::: Information shown :::

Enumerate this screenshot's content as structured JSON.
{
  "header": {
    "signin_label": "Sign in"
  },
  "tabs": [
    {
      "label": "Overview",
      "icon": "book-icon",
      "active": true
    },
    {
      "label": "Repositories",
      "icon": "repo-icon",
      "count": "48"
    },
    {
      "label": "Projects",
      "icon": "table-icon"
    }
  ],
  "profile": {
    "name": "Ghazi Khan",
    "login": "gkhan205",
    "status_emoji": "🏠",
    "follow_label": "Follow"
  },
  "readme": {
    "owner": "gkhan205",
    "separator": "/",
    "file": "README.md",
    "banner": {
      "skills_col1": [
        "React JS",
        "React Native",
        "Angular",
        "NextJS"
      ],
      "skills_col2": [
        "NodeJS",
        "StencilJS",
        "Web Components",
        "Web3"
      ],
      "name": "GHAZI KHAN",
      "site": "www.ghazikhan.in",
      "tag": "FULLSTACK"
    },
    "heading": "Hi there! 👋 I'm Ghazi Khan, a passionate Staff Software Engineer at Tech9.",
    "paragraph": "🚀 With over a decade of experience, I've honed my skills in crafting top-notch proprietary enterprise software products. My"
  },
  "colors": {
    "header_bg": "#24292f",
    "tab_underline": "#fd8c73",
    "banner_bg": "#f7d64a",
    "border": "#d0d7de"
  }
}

:::
::: Information shown :::

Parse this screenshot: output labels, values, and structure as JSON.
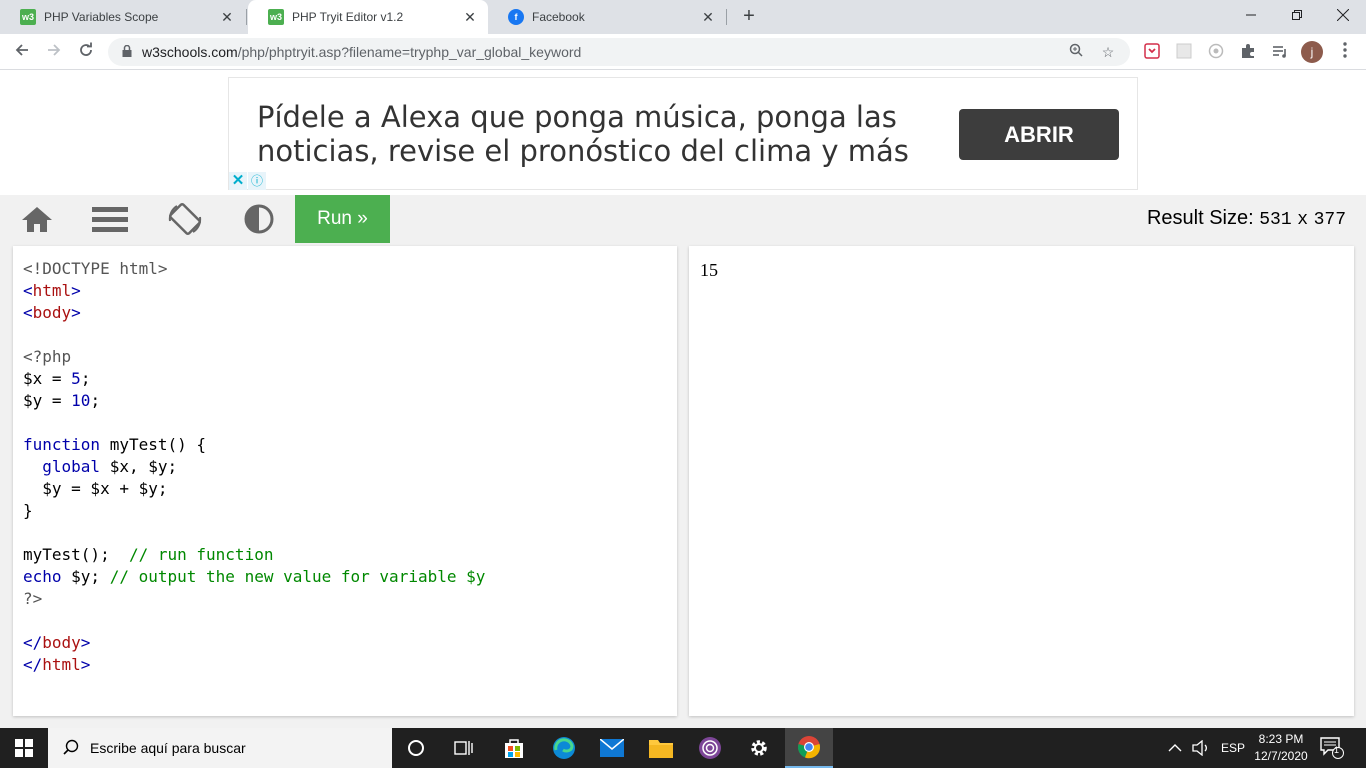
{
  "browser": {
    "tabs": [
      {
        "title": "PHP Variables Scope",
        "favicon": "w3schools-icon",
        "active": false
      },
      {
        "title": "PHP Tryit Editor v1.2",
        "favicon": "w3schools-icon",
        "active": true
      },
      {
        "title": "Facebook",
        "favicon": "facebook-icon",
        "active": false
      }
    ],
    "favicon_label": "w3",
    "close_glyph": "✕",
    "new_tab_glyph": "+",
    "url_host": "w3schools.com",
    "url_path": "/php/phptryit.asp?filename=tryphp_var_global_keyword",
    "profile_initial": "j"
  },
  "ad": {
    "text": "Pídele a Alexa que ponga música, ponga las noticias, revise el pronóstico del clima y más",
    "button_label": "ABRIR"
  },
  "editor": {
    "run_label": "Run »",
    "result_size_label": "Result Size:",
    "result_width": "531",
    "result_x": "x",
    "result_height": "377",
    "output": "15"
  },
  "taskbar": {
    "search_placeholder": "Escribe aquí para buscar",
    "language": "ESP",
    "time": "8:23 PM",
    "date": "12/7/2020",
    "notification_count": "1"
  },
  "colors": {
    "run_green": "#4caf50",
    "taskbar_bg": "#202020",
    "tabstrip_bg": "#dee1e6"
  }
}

:::
::: Information shown :::

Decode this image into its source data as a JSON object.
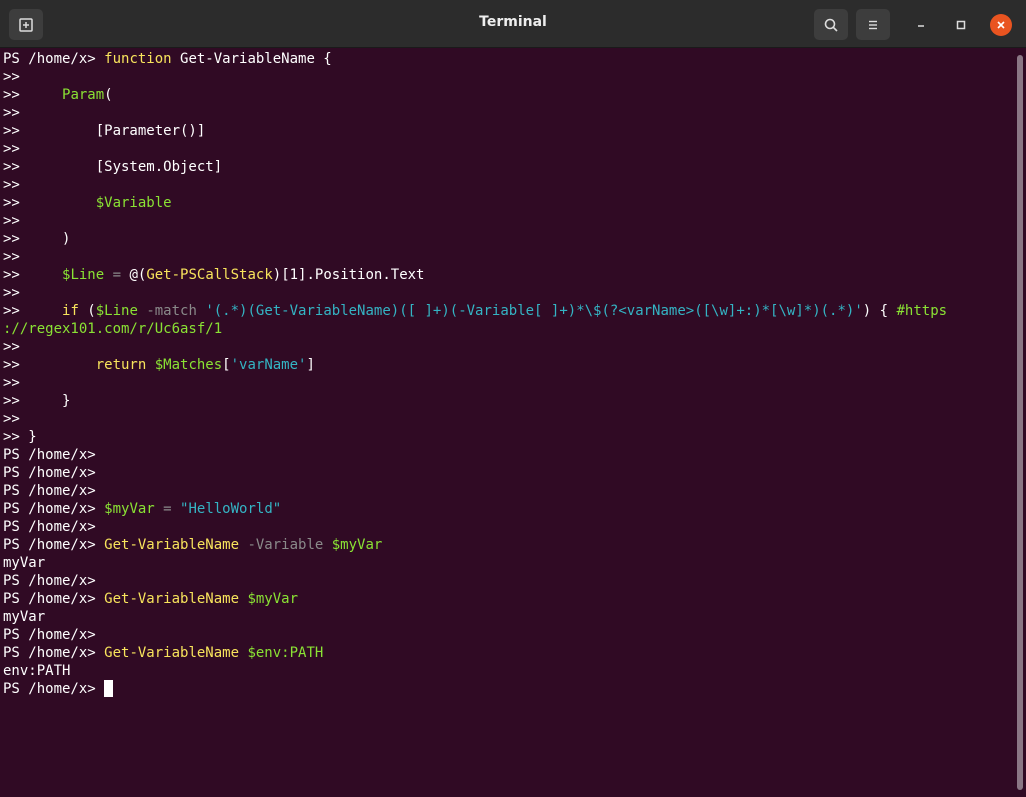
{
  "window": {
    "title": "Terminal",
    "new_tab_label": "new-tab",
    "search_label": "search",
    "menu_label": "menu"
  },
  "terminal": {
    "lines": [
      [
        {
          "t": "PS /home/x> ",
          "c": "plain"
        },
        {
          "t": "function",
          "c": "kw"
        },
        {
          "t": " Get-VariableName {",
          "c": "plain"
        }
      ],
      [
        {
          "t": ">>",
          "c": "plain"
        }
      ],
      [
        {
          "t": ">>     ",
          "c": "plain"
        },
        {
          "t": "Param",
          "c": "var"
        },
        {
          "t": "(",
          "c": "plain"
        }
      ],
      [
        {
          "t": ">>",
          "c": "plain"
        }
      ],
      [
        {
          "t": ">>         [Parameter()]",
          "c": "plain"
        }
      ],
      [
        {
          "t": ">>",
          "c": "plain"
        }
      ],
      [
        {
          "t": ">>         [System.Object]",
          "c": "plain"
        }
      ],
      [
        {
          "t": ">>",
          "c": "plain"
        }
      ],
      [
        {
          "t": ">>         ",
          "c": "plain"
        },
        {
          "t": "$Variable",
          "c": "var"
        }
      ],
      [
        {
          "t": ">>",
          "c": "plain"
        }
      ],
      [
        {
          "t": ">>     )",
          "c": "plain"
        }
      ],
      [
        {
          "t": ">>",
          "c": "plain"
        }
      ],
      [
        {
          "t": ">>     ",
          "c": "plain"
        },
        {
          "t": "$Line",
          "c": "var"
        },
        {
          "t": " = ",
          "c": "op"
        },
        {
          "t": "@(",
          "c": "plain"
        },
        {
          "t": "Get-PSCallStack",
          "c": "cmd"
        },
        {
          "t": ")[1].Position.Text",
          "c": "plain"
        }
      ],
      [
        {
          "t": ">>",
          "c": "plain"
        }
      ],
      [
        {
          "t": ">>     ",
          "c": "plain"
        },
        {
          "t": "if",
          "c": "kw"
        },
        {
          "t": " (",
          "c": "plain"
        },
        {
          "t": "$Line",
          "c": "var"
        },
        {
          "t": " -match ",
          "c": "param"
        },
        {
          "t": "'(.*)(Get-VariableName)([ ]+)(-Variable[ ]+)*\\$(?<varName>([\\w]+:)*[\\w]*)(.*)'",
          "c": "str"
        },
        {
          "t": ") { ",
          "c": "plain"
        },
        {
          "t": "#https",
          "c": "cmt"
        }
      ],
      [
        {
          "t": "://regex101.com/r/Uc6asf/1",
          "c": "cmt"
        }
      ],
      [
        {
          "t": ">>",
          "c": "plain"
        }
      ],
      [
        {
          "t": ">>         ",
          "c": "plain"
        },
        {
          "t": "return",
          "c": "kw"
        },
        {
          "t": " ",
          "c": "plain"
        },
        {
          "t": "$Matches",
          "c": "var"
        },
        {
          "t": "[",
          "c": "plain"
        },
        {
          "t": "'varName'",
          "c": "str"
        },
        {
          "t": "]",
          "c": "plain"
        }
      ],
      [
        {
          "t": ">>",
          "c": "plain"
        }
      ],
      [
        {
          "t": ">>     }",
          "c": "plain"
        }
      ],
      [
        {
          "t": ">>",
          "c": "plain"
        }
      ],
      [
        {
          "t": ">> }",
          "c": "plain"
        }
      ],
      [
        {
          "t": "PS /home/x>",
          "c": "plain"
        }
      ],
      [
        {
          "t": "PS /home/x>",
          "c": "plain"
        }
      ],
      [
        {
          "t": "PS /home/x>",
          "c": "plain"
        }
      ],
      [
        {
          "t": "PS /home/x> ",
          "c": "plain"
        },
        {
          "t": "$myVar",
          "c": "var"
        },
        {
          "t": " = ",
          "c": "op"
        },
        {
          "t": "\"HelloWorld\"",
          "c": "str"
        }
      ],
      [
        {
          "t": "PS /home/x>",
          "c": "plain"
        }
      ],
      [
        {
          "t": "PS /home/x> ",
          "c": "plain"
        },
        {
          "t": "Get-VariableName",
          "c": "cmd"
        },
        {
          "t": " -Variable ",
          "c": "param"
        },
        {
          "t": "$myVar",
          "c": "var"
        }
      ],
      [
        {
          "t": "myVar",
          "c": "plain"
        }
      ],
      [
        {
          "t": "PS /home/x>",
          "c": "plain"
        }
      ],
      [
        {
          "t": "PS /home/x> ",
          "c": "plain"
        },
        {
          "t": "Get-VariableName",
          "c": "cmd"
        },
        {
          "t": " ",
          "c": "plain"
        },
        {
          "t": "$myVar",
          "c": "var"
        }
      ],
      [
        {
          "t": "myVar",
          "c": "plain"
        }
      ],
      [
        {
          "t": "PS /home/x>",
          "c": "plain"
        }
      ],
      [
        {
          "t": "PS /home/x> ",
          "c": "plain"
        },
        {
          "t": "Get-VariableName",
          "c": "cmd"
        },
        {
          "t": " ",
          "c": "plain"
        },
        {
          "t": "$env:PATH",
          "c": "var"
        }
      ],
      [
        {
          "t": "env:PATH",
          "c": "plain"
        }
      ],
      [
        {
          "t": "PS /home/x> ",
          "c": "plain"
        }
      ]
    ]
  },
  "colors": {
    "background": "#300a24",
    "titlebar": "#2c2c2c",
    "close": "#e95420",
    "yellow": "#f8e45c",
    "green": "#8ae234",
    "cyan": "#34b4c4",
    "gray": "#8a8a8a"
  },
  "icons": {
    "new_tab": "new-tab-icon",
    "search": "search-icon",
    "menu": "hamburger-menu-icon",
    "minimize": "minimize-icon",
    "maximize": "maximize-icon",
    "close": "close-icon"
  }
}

:::

_Request_. From the entries above, return each line with the word "this" in it.

_Task output_.
Enumerate this screenshot's content as structured JSON.
Parse this screenshot: output labels, values, and structure as JSON.
Decode this image into its source data as a JSON object.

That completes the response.